Using the listing below, report all lines holding the word "直径占内径".
--*--
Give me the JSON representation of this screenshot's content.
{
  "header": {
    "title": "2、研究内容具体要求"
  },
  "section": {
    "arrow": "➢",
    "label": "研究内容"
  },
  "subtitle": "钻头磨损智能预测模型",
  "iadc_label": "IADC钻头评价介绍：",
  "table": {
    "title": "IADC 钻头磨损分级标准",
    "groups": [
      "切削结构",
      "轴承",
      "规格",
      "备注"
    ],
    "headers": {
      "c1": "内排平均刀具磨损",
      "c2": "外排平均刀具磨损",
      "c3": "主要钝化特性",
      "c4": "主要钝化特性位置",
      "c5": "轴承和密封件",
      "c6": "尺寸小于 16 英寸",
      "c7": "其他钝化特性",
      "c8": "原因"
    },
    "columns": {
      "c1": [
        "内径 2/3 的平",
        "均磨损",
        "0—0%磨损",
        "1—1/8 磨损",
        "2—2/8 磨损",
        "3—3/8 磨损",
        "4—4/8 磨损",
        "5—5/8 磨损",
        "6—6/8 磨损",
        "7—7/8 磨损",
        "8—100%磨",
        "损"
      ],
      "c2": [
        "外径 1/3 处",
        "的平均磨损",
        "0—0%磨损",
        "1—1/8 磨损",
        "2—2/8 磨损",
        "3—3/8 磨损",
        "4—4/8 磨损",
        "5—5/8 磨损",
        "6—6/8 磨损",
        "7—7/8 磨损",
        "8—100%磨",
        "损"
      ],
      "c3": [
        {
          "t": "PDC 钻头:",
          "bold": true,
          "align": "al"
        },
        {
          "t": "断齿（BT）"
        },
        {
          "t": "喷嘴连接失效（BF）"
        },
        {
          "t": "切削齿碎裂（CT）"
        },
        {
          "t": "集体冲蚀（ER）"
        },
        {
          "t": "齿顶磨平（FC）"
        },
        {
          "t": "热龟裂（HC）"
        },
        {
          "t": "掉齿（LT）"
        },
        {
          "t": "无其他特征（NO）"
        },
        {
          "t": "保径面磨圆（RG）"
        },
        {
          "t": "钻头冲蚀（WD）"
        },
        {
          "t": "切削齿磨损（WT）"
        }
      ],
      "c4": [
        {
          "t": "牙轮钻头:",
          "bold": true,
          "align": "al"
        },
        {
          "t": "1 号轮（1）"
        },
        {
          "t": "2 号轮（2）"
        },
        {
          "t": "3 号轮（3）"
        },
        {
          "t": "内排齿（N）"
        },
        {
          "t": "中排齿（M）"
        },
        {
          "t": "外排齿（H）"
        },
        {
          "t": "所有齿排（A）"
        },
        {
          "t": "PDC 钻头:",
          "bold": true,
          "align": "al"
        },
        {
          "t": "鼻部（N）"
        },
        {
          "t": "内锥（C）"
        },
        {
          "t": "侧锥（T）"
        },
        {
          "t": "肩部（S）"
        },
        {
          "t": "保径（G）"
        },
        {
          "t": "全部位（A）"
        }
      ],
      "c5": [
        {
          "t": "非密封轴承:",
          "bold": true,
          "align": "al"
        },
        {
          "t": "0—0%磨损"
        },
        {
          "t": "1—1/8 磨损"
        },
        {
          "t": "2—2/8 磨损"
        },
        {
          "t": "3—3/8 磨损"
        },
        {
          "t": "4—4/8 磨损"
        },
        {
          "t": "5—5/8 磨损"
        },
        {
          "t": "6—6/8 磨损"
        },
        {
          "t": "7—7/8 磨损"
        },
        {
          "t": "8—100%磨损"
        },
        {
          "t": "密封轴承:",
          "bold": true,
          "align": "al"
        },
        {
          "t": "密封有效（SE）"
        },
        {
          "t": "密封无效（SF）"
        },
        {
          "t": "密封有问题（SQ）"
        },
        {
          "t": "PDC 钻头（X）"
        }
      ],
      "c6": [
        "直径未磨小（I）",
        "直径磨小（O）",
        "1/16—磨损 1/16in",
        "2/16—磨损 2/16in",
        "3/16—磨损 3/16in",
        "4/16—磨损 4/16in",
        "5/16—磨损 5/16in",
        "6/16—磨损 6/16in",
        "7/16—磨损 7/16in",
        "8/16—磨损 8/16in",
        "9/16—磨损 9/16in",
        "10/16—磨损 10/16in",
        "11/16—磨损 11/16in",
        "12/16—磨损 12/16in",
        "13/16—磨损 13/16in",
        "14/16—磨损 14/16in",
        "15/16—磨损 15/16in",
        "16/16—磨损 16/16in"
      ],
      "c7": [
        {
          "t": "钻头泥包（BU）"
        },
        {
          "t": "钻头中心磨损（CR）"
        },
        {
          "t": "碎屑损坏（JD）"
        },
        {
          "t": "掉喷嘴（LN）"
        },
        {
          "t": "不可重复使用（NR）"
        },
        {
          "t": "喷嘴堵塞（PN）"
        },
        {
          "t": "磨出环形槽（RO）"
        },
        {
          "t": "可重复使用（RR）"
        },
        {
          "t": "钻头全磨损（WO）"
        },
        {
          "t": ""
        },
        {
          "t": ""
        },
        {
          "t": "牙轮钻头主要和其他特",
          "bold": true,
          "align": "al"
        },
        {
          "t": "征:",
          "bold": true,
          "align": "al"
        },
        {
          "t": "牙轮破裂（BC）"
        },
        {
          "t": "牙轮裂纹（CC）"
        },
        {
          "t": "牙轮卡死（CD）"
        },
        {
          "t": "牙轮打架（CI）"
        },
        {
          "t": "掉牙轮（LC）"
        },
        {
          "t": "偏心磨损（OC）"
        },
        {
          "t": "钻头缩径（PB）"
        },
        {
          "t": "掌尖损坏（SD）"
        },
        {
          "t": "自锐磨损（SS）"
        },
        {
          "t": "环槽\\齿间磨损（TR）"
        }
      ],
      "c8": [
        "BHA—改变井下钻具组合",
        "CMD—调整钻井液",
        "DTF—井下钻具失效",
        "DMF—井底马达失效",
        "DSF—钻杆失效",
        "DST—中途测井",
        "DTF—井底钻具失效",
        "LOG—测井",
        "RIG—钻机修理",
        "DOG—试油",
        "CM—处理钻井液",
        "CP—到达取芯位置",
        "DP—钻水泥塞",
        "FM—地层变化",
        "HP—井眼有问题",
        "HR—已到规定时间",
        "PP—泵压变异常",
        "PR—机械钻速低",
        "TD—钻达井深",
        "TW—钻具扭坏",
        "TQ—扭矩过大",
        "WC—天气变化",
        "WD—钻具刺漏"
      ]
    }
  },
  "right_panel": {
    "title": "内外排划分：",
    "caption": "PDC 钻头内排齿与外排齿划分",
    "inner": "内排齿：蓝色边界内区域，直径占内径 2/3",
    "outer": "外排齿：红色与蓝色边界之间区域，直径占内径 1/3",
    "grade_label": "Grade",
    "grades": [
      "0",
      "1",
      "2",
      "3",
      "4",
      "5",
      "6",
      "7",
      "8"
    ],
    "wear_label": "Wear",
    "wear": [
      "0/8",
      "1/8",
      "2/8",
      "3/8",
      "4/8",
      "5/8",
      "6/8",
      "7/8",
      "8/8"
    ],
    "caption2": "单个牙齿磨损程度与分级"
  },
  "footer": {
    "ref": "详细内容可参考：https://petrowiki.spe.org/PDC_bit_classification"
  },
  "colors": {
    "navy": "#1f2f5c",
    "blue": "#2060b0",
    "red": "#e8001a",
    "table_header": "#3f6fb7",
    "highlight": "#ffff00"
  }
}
--*--
(Correct answer)
    "inner": "内排齿：蓝色边界内区域，直径占内径 2/3",
    "outer": "外排齿：红色与蓝色边界之间区域，直径占内径 1/3",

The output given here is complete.